Records from a data source »
· · · ·
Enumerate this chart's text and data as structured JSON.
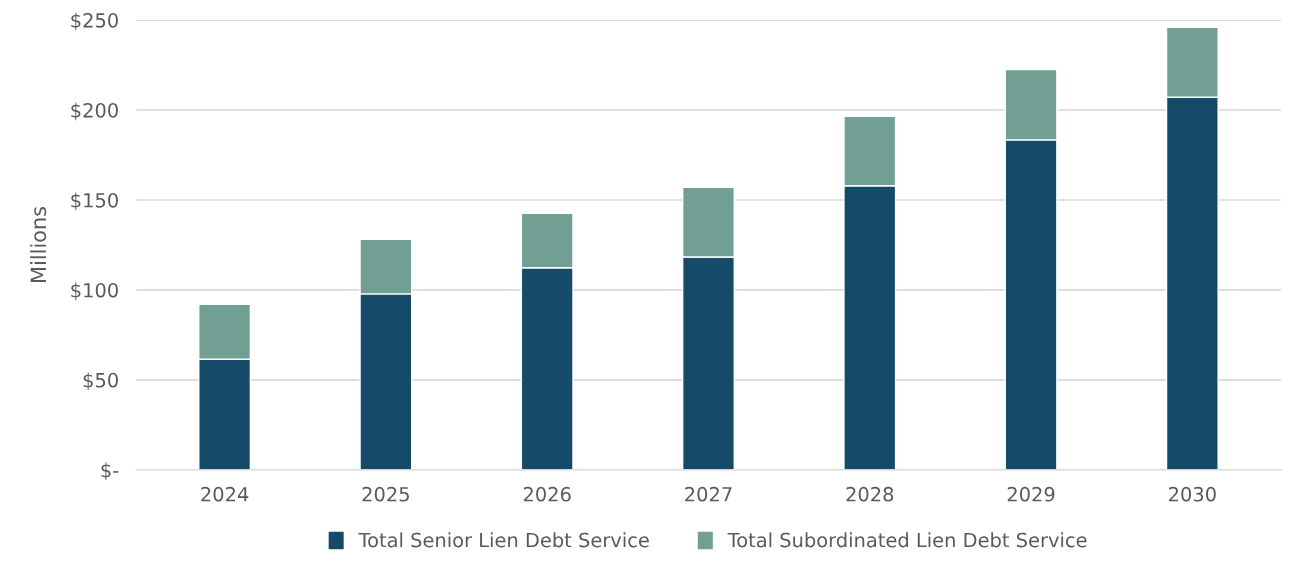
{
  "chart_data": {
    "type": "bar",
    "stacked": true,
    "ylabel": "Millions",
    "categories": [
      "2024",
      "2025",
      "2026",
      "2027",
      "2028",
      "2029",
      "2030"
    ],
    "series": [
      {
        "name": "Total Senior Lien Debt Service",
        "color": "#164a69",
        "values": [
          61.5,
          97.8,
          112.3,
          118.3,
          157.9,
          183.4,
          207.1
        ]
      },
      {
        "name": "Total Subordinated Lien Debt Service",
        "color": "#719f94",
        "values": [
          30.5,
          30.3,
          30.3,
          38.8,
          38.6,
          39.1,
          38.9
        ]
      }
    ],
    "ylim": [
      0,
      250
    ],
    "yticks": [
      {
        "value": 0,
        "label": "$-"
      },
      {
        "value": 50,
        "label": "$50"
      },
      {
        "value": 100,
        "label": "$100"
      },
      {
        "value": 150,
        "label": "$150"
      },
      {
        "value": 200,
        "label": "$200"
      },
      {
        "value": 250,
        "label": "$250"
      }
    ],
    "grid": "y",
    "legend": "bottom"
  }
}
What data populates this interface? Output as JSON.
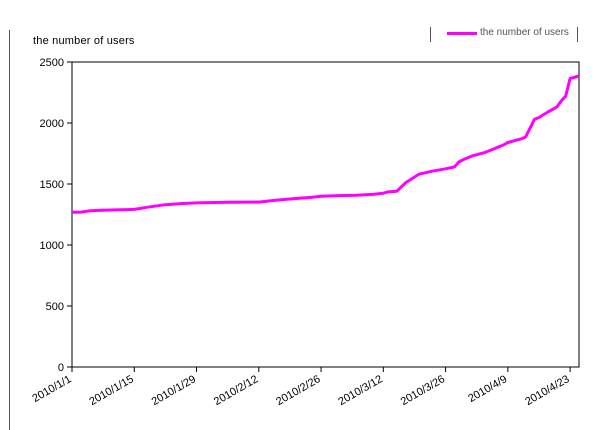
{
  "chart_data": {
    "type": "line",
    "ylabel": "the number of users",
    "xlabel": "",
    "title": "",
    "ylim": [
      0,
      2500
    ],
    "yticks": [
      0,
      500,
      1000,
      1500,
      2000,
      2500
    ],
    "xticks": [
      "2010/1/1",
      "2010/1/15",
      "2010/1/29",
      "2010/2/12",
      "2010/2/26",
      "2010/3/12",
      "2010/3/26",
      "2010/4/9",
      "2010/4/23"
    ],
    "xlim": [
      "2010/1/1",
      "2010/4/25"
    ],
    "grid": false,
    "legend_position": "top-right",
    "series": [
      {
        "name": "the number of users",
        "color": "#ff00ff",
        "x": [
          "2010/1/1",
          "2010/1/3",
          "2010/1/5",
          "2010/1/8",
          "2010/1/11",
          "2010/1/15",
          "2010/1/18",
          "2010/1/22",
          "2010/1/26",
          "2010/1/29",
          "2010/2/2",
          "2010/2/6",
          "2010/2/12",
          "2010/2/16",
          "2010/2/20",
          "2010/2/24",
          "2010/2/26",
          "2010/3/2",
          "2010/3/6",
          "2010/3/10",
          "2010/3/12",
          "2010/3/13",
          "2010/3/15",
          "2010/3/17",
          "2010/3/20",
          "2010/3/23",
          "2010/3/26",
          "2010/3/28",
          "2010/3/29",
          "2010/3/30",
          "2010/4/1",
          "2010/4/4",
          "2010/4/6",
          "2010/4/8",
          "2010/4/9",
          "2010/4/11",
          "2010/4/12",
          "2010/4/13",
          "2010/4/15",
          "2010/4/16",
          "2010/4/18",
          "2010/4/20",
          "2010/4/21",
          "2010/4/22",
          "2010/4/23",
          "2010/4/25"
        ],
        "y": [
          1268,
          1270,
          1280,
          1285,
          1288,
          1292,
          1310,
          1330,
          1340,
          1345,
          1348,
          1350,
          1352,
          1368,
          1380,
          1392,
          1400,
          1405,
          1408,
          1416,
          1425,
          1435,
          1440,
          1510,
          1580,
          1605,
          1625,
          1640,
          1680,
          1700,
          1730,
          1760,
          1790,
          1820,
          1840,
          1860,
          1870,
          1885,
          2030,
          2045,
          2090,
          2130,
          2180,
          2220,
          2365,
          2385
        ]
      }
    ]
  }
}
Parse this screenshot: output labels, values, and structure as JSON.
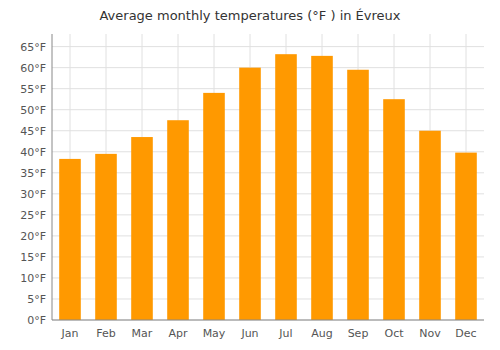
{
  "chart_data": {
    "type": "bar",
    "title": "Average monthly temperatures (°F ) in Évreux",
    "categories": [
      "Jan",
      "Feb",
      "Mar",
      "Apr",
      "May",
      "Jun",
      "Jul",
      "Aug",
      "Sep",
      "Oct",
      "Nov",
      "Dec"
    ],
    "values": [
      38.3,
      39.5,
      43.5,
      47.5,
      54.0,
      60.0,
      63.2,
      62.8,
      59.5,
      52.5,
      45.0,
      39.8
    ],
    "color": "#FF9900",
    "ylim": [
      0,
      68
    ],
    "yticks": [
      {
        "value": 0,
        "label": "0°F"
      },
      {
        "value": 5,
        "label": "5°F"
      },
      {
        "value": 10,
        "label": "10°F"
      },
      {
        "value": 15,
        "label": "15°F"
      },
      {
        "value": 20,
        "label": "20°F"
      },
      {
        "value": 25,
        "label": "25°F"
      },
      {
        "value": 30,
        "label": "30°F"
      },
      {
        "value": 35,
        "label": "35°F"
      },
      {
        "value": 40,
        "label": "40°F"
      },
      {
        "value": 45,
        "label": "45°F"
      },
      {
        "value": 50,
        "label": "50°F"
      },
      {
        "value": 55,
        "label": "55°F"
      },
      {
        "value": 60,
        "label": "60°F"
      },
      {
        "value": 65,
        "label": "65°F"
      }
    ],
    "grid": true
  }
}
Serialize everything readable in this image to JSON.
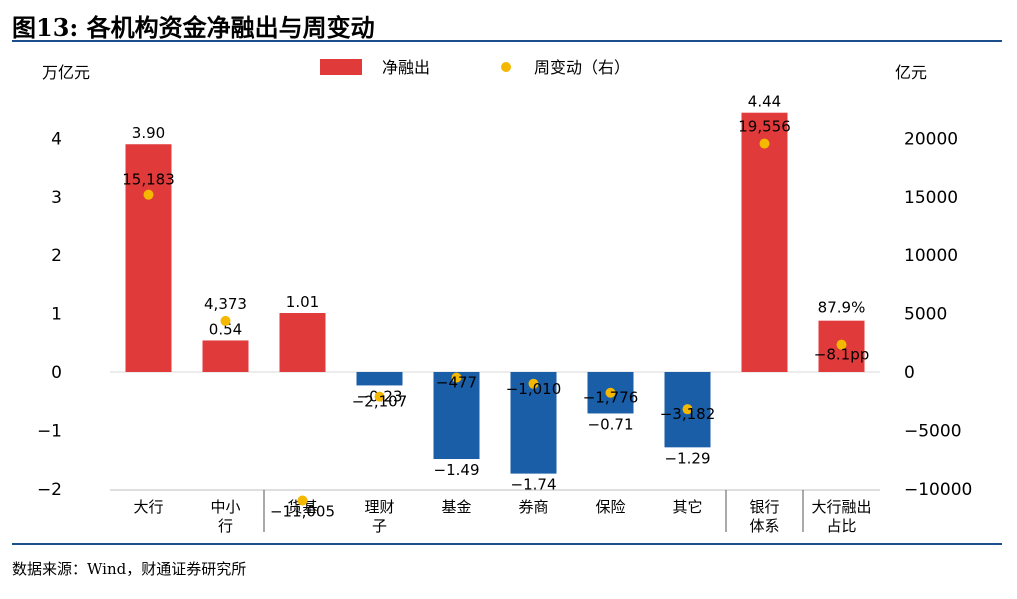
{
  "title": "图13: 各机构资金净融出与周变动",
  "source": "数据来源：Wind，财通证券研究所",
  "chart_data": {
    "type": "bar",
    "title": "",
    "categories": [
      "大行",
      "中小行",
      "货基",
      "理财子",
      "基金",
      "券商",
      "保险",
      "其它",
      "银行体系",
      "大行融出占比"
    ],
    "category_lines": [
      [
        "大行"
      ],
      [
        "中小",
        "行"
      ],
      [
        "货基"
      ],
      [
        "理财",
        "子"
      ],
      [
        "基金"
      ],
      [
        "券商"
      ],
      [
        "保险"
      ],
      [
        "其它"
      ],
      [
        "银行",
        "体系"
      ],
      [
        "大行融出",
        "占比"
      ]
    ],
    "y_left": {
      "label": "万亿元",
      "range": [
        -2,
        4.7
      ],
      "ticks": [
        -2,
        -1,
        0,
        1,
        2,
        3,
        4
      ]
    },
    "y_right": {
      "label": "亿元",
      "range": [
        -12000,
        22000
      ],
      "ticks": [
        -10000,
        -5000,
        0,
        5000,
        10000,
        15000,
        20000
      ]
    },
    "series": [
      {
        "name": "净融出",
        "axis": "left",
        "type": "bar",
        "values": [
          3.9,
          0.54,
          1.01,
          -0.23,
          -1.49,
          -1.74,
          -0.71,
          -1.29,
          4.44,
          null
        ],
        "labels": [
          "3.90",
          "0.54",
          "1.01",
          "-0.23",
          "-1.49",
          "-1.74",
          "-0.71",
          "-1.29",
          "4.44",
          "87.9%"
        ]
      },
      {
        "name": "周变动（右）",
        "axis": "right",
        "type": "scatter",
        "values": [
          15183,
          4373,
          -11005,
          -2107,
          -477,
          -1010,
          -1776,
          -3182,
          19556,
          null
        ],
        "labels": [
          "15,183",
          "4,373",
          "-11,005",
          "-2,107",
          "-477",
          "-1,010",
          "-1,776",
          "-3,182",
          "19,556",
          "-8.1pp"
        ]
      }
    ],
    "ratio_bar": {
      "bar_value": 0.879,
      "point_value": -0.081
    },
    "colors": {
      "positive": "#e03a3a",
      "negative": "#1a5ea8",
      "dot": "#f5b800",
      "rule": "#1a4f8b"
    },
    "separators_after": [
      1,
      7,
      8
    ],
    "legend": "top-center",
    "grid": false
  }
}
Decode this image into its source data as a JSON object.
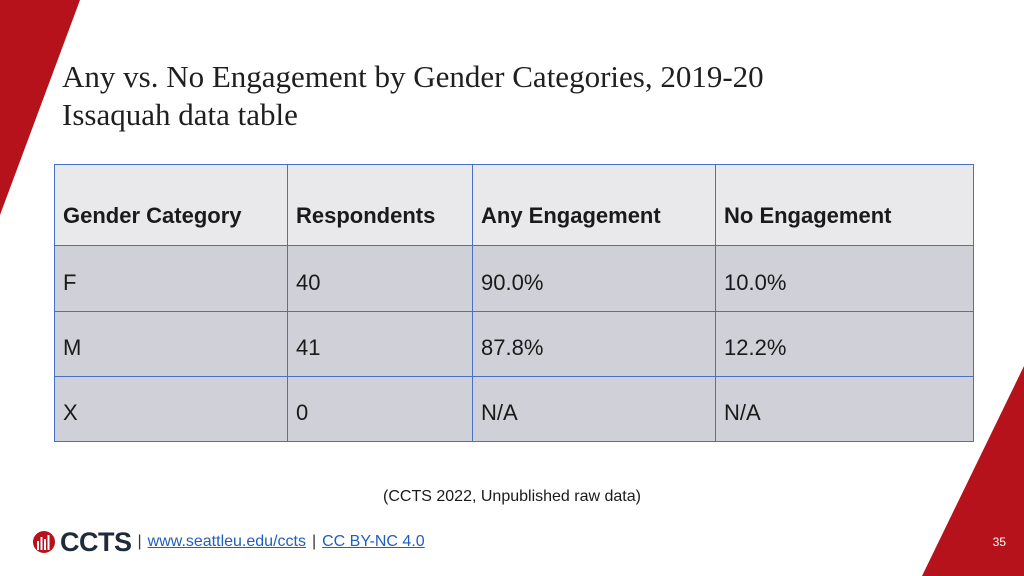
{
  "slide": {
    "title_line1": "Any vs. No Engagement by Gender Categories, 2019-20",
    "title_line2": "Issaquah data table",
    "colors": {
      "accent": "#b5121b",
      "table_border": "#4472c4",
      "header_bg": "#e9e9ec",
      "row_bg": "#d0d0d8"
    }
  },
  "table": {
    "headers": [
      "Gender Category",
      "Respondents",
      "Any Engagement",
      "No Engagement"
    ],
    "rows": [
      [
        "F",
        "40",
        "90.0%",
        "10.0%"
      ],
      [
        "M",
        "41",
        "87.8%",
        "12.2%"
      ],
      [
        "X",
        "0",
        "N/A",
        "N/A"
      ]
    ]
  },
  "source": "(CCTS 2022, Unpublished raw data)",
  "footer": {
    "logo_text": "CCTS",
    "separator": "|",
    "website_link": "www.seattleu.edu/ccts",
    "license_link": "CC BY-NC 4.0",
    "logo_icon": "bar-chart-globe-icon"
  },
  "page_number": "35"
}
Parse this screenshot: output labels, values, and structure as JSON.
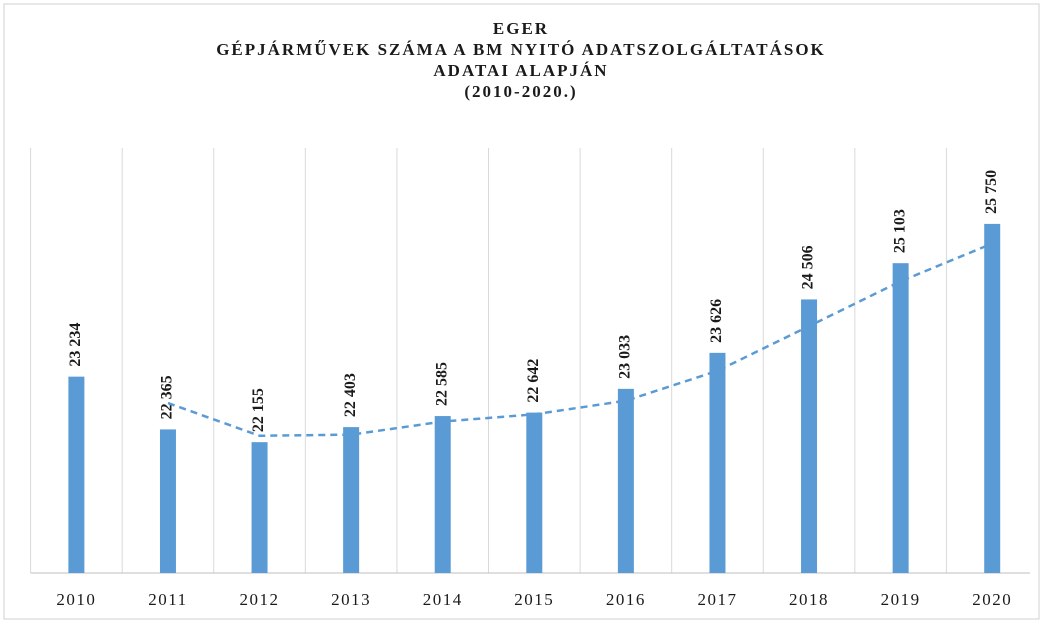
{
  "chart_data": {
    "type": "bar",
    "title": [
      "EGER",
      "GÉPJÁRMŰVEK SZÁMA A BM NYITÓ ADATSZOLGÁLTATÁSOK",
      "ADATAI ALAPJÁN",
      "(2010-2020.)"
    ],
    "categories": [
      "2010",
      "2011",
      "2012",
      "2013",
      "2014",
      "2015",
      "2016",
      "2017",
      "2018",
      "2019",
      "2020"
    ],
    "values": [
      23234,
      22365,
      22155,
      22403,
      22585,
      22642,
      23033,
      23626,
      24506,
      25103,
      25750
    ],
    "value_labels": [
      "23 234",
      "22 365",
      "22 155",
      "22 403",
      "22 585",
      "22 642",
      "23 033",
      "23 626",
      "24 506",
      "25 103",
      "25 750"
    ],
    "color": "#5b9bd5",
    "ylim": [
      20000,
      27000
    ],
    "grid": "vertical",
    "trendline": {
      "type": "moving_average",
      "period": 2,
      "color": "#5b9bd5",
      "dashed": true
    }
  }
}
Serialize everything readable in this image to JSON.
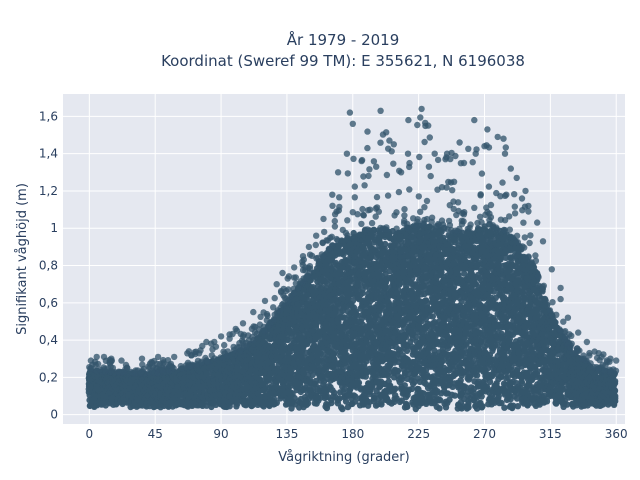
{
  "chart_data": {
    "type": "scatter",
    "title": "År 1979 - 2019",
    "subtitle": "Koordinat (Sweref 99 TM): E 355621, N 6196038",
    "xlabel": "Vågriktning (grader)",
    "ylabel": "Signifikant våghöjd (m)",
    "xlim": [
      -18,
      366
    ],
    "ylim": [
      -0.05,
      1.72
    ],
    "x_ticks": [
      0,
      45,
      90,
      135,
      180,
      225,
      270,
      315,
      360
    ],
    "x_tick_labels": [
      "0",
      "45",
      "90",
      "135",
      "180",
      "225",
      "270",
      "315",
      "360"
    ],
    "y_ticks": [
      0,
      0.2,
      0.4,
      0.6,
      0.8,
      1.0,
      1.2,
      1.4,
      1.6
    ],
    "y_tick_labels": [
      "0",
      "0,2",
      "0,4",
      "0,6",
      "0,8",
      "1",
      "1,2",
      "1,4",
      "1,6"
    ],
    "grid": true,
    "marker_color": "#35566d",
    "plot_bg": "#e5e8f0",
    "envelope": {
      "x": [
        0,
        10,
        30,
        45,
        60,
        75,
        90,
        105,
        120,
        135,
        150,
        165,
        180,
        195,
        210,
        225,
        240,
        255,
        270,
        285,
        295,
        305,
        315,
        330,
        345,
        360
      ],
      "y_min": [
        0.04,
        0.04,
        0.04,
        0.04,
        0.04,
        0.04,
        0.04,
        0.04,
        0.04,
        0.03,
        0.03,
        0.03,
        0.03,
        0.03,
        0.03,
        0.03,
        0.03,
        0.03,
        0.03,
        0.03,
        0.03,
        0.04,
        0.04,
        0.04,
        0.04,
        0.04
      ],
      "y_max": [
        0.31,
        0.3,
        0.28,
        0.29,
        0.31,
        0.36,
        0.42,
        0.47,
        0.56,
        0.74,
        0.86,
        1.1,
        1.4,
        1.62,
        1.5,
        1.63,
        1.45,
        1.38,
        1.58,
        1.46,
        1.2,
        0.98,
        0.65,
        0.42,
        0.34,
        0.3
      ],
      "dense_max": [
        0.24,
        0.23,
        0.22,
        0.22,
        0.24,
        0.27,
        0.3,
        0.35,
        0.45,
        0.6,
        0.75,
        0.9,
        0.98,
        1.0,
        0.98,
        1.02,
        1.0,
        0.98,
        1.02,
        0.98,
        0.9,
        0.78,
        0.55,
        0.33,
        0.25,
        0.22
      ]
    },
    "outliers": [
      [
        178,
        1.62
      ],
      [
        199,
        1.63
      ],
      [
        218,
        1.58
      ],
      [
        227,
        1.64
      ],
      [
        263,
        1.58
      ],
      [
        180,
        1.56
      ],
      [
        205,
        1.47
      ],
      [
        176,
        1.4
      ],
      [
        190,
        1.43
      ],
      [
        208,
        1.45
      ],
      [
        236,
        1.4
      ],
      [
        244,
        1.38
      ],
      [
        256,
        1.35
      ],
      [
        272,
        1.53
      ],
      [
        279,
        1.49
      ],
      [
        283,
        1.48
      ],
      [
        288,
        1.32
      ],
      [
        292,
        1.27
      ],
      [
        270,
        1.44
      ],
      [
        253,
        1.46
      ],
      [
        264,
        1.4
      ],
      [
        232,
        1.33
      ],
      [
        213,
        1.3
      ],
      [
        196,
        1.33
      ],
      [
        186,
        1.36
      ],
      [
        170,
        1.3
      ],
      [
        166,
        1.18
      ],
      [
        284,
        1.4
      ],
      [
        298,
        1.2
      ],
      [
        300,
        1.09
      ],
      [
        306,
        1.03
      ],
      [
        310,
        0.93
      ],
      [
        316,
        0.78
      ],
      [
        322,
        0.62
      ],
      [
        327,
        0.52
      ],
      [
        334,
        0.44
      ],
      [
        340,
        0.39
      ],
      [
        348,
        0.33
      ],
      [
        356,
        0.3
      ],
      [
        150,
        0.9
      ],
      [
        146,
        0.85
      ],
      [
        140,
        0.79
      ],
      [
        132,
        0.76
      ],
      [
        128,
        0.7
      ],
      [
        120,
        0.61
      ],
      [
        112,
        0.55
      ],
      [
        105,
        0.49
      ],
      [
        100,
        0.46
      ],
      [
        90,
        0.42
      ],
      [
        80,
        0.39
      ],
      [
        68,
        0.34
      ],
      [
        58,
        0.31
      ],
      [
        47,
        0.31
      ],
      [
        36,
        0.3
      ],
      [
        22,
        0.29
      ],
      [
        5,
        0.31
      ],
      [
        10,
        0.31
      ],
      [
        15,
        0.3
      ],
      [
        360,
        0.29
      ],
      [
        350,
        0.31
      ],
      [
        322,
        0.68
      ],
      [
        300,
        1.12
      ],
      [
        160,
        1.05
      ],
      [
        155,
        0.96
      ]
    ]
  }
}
· · · ·
TASK OBJECTIVE »
Search the listing above for the string "Service". Copy every line that contains it.

COMPLETE RESPONSE »
        "name": "Total Senior Lien Debt Service",
        "name": "Total Subordinated Lien Debt Service",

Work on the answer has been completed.